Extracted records
+===+

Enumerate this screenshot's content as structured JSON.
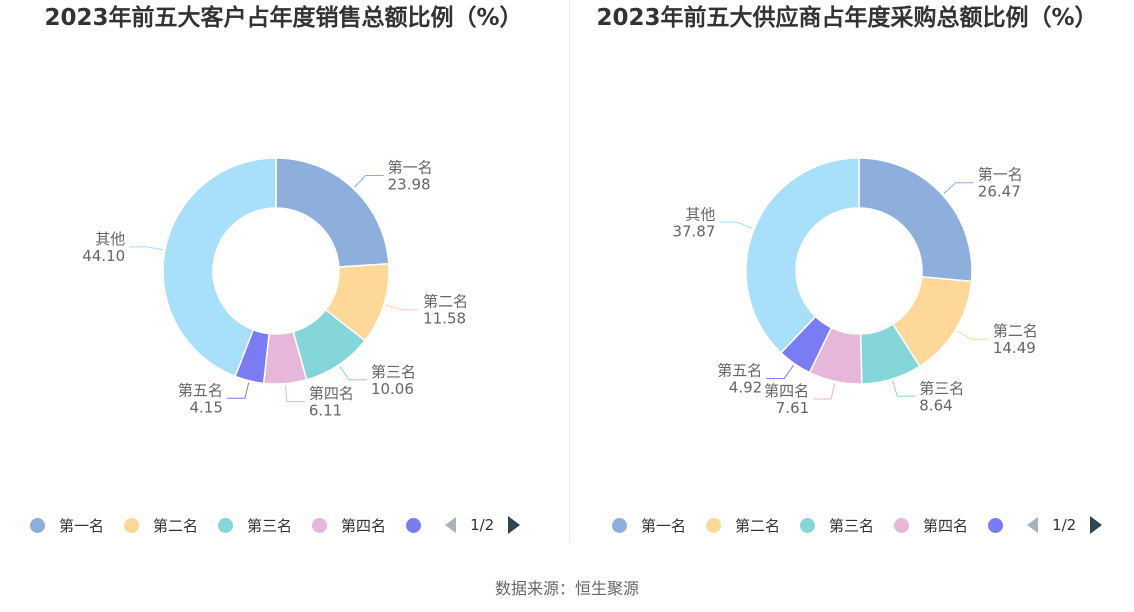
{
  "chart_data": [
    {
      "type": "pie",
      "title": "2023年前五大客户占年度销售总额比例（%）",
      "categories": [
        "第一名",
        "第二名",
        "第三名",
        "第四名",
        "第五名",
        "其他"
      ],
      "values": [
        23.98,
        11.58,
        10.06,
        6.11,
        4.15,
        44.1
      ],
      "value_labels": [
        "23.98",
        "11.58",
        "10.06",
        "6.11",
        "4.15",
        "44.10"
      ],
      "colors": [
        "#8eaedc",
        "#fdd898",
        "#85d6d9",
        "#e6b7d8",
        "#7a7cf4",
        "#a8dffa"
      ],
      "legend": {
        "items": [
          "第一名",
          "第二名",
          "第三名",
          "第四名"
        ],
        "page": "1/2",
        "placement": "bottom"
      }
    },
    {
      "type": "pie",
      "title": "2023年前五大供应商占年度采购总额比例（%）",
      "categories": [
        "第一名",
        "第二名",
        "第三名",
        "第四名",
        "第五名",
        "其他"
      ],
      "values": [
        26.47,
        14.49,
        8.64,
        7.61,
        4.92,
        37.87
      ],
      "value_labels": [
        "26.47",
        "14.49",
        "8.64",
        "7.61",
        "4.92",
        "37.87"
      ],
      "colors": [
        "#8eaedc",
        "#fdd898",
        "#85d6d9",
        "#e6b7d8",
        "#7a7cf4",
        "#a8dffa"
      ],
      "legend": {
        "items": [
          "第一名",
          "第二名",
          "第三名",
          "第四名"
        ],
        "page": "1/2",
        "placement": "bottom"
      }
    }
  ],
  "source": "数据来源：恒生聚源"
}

+===+

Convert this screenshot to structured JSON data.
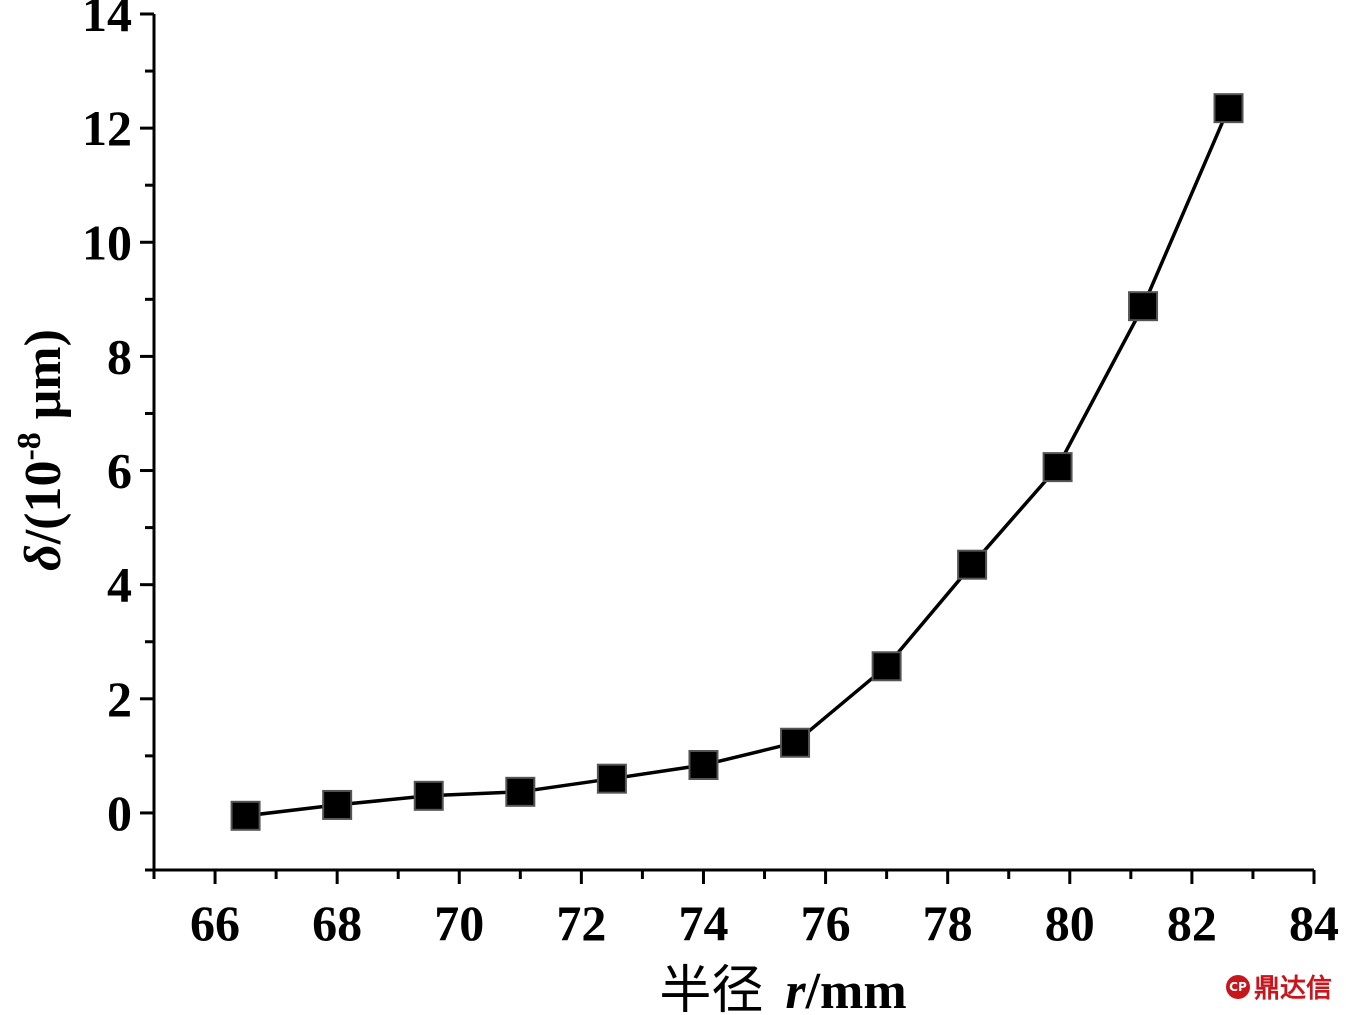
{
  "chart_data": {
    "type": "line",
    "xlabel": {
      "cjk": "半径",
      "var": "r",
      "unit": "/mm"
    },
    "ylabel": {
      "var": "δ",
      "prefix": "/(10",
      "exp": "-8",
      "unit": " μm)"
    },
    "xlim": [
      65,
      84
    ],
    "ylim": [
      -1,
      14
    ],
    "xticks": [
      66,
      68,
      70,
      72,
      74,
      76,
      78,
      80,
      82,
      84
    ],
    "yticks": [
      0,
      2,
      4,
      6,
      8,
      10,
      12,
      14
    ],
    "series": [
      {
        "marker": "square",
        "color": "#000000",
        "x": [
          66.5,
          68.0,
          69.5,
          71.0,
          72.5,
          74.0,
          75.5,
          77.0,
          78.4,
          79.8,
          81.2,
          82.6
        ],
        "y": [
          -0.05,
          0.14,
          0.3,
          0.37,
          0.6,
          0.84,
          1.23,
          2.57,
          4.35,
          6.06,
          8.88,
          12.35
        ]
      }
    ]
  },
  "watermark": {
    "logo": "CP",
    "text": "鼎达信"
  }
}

+===+

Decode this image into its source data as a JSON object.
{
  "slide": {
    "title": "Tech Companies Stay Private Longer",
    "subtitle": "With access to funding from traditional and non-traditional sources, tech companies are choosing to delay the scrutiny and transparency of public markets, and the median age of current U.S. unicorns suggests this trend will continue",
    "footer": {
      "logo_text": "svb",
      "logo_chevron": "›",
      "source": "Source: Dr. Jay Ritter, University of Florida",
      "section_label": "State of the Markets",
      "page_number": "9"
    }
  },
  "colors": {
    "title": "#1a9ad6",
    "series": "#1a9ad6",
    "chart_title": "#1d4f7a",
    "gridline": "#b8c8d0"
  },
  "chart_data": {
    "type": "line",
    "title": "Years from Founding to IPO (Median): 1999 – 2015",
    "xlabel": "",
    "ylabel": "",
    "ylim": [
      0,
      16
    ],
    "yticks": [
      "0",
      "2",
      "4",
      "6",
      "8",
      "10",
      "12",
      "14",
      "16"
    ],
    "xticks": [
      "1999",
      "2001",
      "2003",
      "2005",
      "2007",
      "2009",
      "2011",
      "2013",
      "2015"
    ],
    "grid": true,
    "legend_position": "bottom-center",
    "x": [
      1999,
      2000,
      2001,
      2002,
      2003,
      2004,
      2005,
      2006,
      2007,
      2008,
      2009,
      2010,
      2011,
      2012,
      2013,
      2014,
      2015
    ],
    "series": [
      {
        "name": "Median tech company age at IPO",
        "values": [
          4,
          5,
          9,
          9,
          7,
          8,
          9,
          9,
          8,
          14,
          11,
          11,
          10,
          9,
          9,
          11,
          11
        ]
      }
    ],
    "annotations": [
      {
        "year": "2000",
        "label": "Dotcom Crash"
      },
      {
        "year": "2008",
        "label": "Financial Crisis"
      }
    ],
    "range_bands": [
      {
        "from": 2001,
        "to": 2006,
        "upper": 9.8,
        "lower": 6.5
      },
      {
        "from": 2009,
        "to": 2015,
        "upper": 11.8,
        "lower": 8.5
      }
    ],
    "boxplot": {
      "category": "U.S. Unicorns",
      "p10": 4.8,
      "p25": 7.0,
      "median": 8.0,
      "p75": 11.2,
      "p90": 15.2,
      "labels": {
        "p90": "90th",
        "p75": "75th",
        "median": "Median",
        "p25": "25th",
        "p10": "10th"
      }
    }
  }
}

+===+

Report the number of lines in the entries above that include the string "JSON". Give nothing but the number.

SOLVED PROBLEM => 3